SOURCE MATERIAL:

──────────────────────────────

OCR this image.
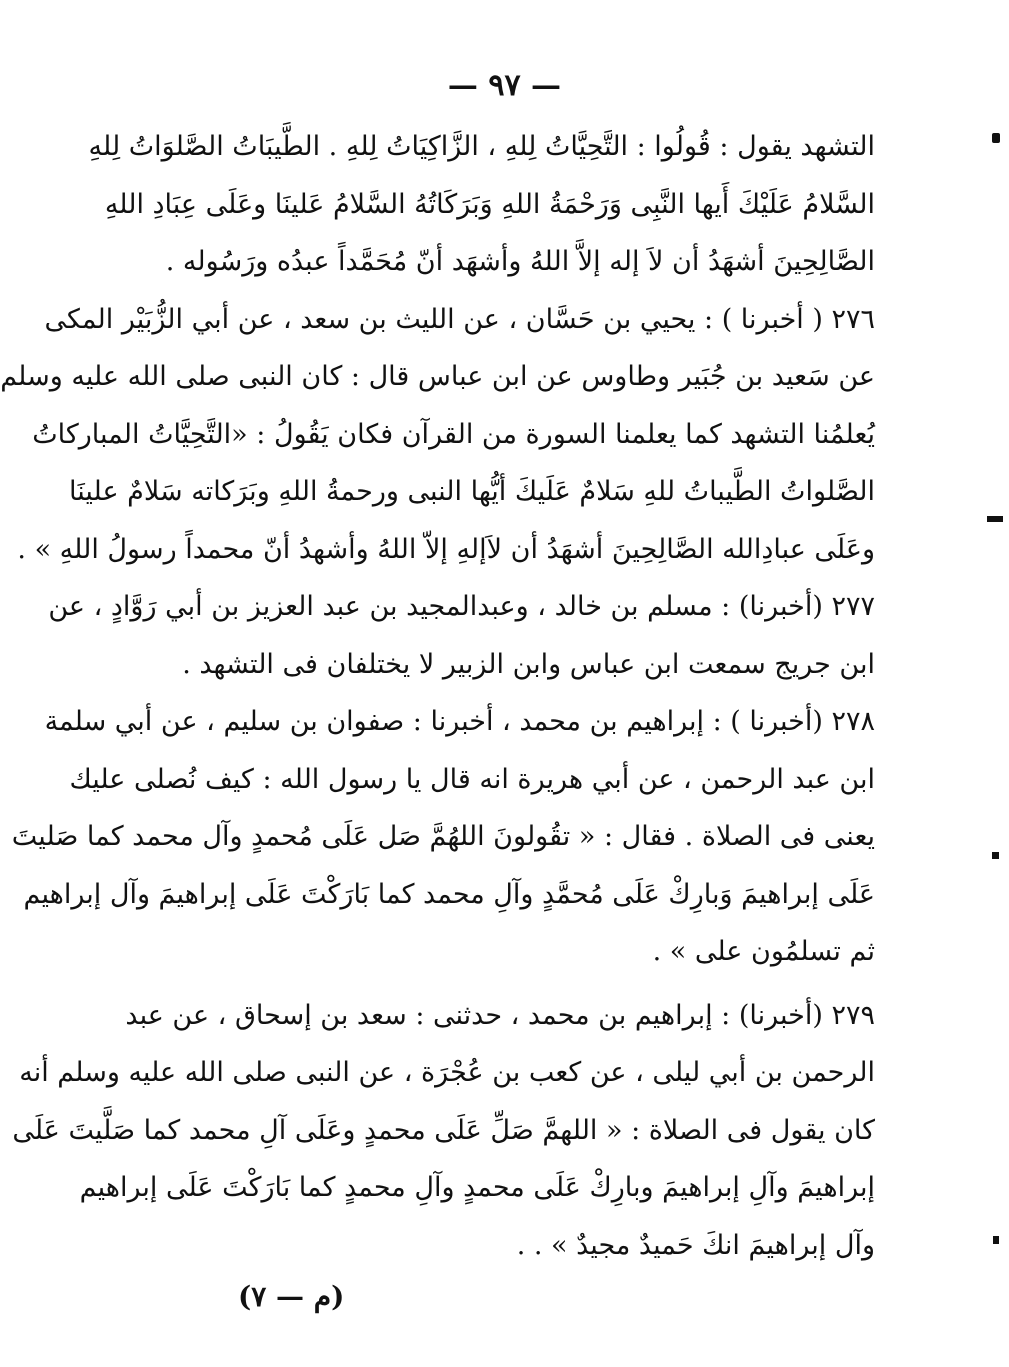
— ٩٧ —
التشهد يقول : قُولُوا : التَّحِيَّاتُ لِلهِ ، الزَّاكِيَاتُ لِلهِ . الطَّيبَاتُ الصَّلوَاتُ لِلهِ
السَّلامُ عَلَيْكَ أَيها النَّبِى وَرَحْمَةُ اللهِ وَبَرَكَاتُهُ السَّلامُ عَلينَا وعَلَى عِبَادِ اللهِ
الصَّالِحِينَ أشهَدُ أن لاَ إله إلاَّ اللهُ وأشهَد أنّ مُحَمَّداً عبدُه ورَسُوله .
٢٧٦ ( أخبرنا ) : يحيي بن حَسَّان ، عن الليث بن سعد ، عن أبي الزُّبَيْر المكى
عن سَعيد بن جُبَير وطاوس عن ابن عباس قال : كان النبى صلى الله عليه وسلم
يُعلمُنا التشهد كما يعلمنا السورة من القرآن فكان يَقُولُ : «التَّحِيَّاتُ المباركاتُ
الصَّلواتُ الطَّيباتُ للهِ سَلامٌ عَلَيكَ أيُّها النبى ورحمةُ اللهِ وبَرَكاته سَلامٌ علينَا
وعَلَى عبادِالله الصَّالِحِينَ أشهَدُ أن لاَإلهِ إلاّ اللهُ وأشهدُ أنّ محمداً رسولُ اللهِ » .
٢٧٧ (أخبرنا) : مسلم بن خالد ، وعبدالمجيد بن عبد العزيز بن أبي رَوَّادٍ ، عن
ابن جريج سمعت ابن عباس وابن الزبير لا يختلفان فى التشهد .
٢٧٨ (أخبرنا ) : إبراهيم بن محمد ، أخبرنا : صفوان بن سليم ، عن أبي سلمة
ابن عبد الرحمن ، عن أبي هريرة انه قال يا رسول الله : كيف نُصلى عليك
يعنى فى الصلاة . فقال : « تقُولونَ اللهُمَّ صَل عَلَى مُحمدٍ وآل محمد كما صَليتَ
عَلَى إبراهيمَ وَبارِكْ عَلَى مُحمَّدٍ وآلِ محمد كما بَارَكْتَ عَلَى إبراهيمَ وآل إبراهيم
ثم تسلمُون على » .
٢٧٩ (أخبرنا) : إبراهيم بن محمد ، حدثنى : سعد بن إسحاق ، عن عبد
الرحمن بن أبي ليلى ، عن كعب بن عُجْرَة ، عن النبى صلى الله عليه وسلم أنه
كان يقول فى الصلاة : « اللهمَّ صَلِّ عَلَى محمدٍ وعَلَى آلِ محمد كما صَلَّيتَ عَلَى
إبراهيمَ وآلِ إبراهيمَ وبارِكْ عَلَى محمدٍ وآلِ محمدٍ كما بَارَكْتَ عَلَى إبراهيم
وآل إبراهيمَ انكَ حَميدٌ مجيدٌ » . .
(م — ٧)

──────────────────────────────

DIRECTIVE: Working from the lines above, reproduce the material exactly and exclude its pictures.

SOLUTION TO THIS PROBLEM:
OCR this image.
— ٩٧ —
التشهد يقول : قُولُوا : التَّحِيَّاتُ لِلهِ ، الزَّاكِيَاتُ لِلهِ . الطَّيبَاتُ الصَّلوَاتُ لِلهِ
السَّلامُ عَلَيْكَ أَيها النَّبِى وَرَحْمَةُ اللهِ وَبَرَكَاتُهُ السَّلامُ عَلينَا وعَلَى عِبَادِ اللهِ
الصَّالِحِينَ أشهَدُ أن لاَ إله إلاَّ اللهُ وأشهَد أنّ مُحَمَّداً عبدُه ورَسُوله .
٢٧٦ ( أخبرنا ) : يحيي بن حَسَّان ، عن الليث بن سعد ، عن أبي الزُّبَيْر المكى
عن سَعيد بن جُبَير وطاوس عن ابن عباس قال : كان النبى صلى الله عليه وسلم
يُعلمُنا التشهد كما يعلمنا السورة من القرآن فكان يَقُولُ : «التَّحِيَّاتُ المباركاتُ
الصَّلواتُ الطَّيباتُ للهِ سَلامٌ عَلَيكَ أيُّها النبى ورحمةُ اللهِ وبَرَكاته سَلامٌ علينَا
وعَلَى عبادِالله الصَّالِحِينَ أشهَدُ أن لاَإلهِ إلاّ اللهُ وأشهدُ أنّ محمداً رسولُ اللهِ » .
٢٧٧ (أخبرنا) : مسلم بن خالد ، وعبدالمجيد بن عبد العزيز بن أبي رَوَّادٍ ، عن
ابن جريج سمعت ابن عباس وابن الزبير لا يختلفان فى التشهد .
٢٧٨ (أخبرنا ) : إبراهيم بن محمد ، أخبرنا : صفوان بن سليم ، عن أبي سلمة
ابن عبد الرحمن ، عن أبي هريرة انه قال يا رسول الله : كيف نُصلى عليك
يعنى فى الصلاة . فقال : « تقُولونَ اللهُمَّ صَل عَلَى مُحمدٍ وآل محمد كما صَليتَ
عَلَى إبراهيمَ وَبارِكْ عَلَى مُحمَّدٍ وآلِ محمد كما بَارَكْتَ عَلَى إبراهيمَ وآل إبراهيم
ثم تسلمُون على » .
٢٧٩ (أخبرنا) : إبراهيم بن محمد ، حدثنى : سعد بن إسحاق ، عن عبد
الرحمن بن أبي ليلى ، عن كعب بن عُجْرَة ، عن النبى صلى الله عليه وسلم أنه
كان يقول فى الصلاة : « اللهمَّ صَلِّ عَلَى محمدٍ وعَلَى آلِ محمد كما صَلَّيتَ عَلَى
إبراهيمَ وآلِ إبراهيمَ وبارِكْ عَلَى محمدٍ وآلِ محمدٍ كما بَارَكْتَ عَلَى إبراهيم
وآل إبراهيمَ انكَ حَميدٌ مجيدٌ » . .
(م — ٧)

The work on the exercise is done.